** start of Extracted entries **

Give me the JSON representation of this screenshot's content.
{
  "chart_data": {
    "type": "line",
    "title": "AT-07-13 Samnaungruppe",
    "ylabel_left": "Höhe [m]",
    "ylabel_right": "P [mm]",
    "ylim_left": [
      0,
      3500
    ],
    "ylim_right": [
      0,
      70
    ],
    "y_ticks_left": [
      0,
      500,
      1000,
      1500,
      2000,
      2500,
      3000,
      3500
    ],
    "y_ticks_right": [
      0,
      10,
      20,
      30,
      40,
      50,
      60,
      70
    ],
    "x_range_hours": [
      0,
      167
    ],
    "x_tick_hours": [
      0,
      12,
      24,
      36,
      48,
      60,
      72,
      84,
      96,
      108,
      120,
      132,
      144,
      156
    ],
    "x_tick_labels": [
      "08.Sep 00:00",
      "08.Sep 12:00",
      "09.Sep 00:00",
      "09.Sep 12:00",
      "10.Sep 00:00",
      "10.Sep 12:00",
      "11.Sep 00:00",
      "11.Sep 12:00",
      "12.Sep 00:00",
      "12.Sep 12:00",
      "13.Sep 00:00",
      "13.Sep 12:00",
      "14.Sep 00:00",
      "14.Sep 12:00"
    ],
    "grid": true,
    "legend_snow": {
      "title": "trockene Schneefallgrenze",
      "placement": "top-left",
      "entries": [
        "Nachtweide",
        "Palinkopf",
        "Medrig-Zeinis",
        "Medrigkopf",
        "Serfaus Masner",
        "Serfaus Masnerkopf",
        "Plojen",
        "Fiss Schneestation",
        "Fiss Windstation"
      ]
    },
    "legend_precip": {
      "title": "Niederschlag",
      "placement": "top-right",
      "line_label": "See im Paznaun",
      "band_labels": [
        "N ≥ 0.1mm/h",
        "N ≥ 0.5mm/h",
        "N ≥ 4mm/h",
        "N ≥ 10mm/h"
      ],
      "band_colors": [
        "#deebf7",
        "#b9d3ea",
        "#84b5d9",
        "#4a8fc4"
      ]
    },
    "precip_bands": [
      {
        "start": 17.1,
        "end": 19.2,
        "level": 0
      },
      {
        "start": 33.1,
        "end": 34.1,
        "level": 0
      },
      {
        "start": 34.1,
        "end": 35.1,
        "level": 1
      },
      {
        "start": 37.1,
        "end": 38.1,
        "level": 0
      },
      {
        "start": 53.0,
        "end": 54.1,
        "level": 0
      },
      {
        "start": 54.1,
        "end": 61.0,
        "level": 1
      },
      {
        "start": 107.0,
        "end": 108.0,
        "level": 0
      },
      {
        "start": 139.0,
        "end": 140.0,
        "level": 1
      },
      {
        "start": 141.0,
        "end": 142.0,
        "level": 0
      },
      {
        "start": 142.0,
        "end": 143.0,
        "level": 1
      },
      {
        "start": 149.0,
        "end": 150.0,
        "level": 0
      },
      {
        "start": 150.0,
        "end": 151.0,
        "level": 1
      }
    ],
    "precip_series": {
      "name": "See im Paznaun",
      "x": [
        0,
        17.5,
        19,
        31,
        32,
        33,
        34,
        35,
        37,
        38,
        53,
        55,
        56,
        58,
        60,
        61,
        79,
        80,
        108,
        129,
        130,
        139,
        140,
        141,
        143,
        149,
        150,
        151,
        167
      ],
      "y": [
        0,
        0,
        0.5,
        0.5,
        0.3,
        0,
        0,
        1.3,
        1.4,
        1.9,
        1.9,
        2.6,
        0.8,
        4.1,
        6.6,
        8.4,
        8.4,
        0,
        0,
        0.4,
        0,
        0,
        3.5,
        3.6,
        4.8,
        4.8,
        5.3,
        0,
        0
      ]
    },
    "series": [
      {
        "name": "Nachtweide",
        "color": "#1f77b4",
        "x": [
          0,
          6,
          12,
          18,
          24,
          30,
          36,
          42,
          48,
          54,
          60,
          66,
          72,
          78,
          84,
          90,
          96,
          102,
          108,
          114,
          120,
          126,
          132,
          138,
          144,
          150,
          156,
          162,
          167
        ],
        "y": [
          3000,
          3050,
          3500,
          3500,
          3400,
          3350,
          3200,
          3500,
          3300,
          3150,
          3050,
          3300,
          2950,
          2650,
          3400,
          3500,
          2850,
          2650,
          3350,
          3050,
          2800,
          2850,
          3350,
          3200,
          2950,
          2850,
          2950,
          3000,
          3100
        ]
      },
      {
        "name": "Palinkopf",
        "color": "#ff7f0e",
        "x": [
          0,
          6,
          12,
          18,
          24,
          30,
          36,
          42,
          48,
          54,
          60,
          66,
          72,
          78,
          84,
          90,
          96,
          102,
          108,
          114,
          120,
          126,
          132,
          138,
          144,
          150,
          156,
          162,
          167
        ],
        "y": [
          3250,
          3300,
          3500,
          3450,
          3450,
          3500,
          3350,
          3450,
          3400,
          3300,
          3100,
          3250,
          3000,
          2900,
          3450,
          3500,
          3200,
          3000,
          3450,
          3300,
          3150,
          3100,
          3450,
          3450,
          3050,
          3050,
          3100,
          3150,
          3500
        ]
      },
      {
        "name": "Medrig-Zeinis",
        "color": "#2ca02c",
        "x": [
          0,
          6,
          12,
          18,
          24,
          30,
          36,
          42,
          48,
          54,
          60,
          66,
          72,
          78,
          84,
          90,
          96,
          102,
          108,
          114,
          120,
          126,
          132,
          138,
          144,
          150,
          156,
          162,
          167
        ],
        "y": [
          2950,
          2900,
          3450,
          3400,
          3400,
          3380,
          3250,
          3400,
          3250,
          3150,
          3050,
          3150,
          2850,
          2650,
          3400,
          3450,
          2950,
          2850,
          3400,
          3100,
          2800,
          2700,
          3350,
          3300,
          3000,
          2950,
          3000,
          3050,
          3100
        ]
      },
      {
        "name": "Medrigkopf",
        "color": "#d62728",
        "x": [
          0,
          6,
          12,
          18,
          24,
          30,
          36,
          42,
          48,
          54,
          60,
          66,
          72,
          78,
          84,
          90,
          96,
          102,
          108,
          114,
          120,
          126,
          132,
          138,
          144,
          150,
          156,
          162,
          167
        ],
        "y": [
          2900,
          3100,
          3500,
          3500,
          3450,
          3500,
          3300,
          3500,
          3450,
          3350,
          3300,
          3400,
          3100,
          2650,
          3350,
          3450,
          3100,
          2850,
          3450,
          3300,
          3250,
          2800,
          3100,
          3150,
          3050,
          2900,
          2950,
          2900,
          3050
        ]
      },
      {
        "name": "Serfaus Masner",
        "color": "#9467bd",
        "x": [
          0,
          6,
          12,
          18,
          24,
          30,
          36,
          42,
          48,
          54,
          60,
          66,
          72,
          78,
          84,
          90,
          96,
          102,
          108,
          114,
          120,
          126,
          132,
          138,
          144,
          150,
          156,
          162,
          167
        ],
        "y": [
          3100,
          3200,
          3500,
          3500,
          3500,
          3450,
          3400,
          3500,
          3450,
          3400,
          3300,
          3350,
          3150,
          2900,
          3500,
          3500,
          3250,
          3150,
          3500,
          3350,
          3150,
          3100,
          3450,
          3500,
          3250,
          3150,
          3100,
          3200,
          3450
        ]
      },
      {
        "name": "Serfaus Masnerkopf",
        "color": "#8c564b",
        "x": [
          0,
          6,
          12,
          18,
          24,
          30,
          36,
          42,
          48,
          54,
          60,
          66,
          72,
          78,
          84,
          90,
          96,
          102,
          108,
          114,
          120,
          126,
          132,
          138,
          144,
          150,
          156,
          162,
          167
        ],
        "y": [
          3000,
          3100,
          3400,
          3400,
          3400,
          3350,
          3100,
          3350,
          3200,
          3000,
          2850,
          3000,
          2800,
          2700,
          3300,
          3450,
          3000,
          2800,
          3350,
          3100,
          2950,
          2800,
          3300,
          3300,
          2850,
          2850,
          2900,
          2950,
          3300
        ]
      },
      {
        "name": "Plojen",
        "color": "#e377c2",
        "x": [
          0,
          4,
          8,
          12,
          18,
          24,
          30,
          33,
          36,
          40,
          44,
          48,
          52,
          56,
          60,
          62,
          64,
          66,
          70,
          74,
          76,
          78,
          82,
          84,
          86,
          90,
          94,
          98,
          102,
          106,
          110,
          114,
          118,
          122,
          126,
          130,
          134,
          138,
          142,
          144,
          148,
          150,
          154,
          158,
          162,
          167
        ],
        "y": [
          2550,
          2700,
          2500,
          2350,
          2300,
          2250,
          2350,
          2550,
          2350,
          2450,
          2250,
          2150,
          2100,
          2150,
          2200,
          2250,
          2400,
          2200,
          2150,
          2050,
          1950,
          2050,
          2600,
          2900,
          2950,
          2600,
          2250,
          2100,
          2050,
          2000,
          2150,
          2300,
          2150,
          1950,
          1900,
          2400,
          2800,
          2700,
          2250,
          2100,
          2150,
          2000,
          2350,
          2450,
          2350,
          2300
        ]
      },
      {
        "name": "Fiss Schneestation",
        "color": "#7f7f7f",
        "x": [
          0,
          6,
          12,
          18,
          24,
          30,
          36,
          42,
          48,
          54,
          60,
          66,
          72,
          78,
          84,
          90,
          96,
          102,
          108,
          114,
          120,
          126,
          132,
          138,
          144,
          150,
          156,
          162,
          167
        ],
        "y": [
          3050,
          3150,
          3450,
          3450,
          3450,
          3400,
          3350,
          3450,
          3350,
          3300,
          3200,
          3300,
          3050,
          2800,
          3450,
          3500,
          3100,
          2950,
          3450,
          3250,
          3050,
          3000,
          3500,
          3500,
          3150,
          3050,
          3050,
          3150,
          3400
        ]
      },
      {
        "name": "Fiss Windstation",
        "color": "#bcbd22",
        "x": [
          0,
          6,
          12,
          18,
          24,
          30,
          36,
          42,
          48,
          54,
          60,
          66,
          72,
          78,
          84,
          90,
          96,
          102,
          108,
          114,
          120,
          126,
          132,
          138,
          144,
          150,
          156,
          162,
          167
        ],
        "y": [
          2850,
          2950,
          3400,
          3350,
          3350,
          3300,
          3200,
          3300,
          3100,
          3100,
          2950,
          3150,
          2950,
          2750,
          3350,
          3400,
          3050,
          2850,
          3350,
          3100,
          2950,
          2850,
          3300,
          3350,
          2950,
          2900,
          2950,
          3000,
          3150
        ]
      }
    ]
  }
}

** end of Extracted entries **

_What you should do_: Review the material and copy each line in which the word "name" appears.

_Written answer_:
      "name": "See im Paznaun",
        "name": "Nachtweide",
        "name": "Palinkopf",
        "name": "Medrig-Zeinis",
        "name": "Medrigkopf",
        "name": "Serfaus Masner",
        "name": "Serfaus Masnerkopf",
        "name": "Plojen",
        "name": "Fiss Schneestation",
        "name": "Fiss Windstation",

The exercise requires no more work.